*Exercise prompt*.
Find and copy each line of the records where the string "选择优惠券" shows up.

*Given records*.
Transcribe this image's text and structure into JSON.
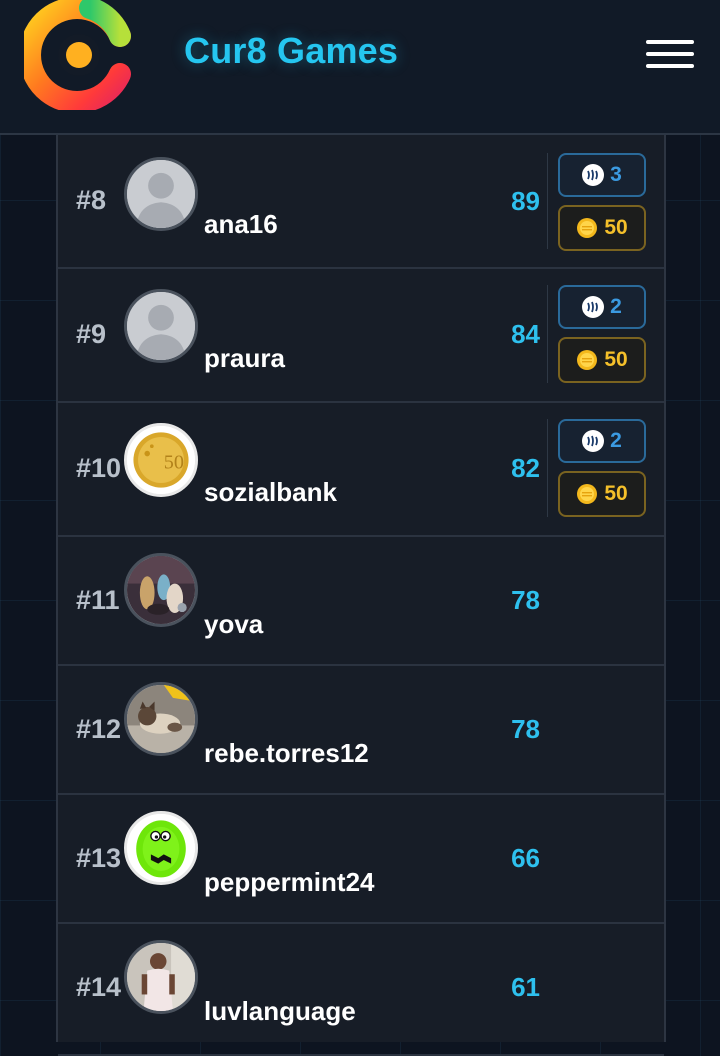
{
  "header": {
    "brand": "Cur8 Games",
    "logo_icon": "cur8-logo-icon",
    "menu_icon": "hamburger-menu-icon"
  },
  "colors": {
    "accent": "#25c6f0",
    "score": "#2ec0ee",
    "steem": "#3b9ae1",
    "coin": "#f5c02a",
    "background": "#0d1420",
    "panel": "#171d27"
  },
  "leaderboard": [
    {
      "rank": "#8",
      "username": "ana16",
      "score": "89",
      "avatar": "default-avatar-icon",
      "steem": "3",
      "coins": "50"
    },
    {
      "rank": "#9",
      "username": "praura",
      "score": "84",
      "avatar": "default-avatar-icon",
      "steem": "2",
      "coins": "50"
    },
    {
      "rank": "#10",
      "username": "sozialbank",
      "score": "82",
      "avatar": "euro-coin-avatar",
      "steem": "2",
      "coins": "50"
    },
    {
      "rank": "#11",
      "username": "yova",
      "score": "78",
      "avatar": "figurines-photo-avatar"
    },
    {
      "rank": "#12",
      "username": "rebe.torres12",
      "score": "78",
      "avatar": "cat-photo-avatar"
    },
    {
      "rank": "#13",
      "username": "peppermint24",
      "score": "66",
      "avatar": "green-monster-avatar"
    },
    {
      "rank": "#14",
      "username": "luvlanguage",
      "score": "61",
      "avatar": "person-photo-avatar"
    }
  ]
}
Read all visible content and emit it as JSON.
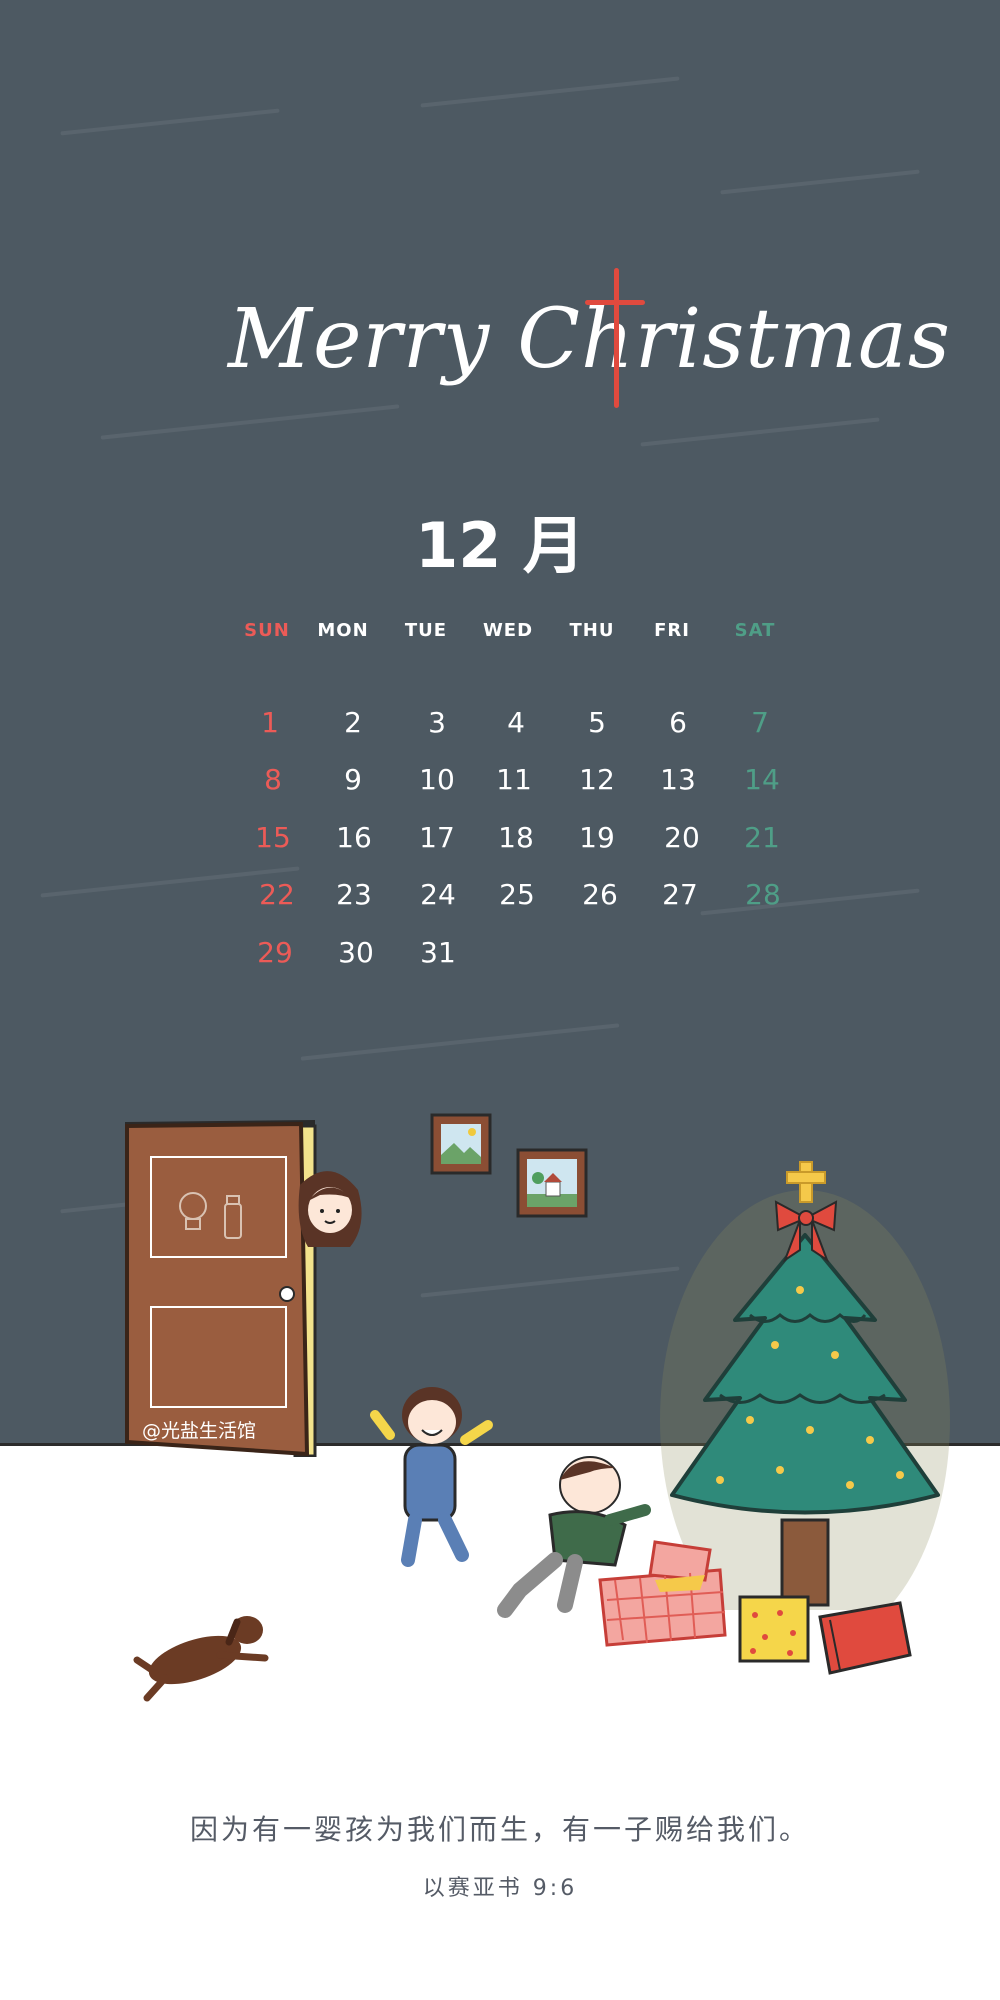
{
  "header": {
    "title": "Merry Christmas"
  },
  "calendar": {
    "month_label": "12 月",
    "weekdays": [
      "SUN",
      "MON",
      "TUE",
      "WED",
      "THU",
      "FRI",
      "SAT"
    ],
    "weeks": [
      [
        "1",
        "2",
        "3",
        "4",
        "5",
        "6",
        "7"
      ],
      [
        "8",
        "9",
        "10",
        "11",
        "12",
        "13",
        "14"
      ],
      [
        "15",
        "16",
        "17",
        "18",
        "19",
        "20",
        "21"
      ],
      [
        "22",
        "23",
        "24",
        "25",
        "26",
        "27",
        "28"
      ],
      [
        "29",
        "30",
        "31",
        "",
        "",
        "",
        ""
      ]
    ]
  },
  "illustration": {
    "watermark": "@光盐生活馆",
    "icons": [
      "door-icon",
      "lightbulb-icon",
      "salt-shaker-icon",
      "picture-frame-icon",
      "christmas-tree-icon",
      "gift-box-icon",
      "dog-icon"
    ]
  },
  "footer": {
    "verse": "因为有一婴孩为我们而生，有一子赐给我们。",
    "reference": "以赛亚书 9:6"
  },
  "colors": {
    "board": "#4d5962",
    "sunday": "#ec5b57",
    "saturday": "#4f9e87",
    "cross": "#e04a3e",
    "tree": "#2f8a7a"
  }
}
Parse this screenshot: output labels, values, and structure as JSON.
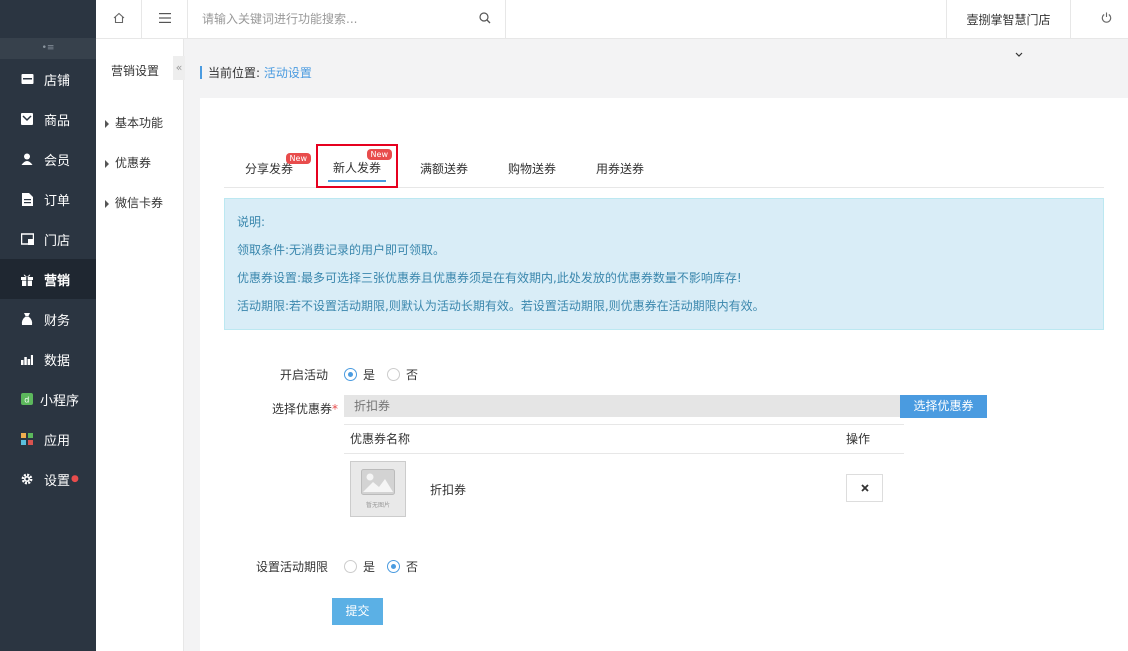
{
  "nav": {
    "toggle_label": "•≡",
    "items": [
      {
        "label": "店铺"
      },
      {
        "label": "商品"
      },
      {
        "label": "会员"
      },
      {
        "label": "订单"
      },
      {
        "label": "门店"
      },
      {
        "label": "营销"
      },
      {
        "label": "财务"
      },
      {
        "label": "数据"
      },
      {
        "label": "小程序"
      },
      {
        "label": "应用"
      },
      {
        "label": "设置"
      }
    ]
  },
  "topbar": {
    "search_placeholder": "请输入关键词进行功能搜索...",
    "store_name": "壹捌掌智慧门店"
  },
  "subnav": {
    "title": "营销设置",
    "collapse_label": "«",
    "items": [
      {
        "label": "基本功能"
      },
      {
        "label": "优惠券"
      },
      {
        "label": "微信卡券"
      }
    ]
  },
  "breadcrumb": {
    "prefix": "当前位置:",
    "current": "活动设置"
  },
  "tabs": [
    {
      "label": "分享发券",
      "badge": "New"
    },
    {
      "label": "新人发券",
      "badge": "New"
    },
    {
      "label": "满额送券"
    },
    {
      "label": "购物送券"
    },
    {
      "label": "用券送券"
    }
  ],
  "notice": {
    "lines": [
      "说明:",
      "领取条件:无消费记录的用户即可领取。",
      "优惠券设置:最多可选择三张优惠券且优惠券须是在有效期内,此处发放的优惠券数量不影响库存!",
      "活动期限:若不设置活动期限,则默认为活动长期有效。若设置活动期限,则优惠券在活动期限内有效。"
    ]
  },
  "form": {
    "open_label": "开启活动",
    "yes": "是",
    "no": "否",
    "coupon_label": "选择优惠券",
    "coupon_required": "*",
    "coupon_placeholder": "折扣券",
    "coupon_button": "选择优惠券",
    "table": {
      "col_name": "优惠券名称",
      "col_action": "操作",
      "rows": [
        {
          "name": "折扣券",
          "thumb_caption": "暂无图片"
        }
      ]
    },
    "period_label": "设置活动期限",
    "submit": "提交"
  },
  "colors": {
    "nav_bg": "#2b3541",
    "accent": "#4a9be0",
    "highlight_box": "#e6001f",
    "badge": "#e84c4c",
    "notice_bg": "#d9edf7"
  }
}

*Answer in full*.
    "coupon_label": "选择优惠券",
    "coupon_button": "选择优惠券",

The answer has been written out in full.